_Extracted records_
+--

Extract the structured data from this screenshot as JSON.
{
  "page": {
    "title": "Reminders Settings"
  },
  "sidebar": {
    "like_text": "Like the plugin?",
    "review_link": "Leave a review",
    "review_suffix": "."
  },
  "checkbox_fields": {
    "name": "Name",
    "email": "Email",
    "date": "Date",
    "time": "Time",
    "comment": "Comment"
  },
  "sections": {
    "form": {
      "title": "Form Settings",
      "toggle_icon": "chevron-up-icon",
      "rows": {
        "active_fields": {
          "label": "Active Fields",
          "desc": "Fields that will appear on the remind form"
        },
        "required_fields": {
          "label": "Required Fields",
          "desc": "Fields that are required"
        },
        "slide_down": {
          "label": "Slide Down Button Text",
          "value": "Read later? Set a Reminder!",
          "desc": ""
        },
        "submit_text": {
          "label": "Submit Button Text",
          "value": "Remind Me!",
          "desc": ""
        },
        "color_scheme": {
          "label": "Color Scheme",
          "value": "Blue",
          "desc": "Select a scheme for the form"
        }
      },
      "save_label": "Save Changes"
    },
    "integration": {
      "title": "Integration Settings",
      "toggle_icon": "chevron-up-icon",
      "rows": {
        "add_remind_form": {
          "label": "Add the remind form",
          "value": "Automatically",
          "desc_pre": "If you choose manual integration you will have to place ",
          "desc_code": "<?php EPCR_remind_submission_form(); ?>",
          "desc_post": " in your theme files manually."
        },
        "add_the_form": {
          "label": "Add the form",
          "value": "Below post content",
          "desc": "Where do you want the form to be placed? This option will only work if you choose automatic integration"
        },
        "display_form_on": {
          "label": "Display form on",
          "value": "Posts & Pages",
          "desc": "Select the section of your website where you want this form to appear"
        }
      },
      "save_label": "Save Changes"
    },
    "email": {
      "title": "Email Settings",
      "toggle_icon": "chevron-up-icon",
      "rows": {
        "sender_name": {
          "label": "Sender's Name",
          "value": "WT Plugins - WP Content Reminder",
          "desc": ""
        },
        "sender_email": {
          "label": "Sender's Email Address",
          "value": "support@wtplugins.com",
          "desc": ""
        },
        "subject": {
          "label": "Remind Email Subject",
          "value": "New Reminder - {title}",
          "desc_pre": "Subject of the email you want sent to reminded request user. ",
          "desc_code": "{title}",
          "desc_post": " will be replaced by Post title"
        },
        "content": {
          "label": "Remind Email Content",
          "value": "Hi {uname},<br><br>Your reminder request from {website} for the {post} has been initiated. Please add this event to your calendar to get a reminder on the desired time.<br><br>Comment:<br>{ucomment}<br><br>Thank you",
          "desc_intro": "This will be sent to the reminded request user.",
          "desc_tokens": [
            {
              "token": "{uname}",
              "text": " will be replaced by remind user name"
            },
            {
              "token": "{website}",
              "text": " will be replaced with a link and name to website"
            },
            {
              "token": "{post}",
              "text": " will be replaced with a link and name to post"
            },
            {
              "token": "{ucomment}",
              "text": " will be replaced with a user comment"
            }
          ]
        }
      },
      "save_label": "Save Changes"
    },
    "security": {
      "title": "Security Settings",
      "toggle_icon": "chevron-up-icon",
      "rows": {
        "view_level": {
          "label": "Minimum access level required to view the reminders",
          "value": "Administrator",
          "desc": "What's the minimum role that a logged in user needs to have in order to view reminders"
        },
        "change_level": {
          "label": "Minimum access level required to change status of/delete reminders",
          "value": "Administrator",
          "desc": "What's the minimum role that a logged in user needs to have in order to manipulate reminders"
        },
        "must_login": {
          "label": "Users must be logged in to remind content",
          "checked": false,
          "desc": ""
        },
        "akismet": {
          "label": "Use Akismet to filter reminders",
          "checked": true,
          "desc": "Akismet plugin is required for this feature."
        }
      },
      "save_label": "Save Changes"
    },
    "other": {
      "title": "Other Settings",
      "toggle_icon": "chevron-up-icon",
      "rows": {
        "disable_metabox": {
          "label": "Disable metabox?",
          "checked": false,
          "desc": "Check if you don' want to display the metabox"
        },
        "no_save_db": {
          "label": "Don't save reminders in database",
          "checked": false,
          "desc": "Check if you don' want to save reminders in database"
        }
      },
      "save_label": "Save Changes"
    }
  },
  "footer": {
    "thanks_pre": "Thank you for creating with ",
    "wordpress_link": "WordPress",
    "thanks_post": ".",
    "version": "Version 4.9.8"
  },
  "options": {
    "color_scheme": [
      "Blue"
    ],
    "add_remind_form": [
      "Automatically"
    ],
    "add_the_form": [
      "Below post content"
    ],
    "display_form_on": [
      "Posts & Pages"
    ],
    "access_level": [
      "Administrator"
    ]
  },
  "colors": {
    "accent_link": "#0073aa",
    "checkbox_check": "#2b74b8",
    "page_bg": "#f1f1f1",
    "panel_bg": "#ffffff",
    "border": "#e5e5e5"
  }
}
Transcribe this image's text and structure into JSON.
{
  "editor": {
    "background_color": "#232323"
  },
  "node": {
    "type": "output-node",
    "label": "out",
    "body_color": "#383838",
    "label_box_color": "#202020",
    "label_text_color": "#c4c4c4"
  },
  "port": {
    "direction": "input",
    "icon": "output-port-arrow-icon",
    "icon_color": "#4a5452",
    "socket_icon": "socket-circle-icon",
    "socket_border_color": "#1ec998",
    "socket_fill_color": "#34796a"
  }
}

+--

_TASK BRIEF_
Find all lines where the word "with" appears. Copy them.

_SOLUTION FOR THIS TASK_
              "text": " will be replaced with a link and name to website"
              "text": " will be replaced with a link and name to post"
              "text": " will be replaced with a user comment"
    "thanks_pre": "Thank you for creating with ",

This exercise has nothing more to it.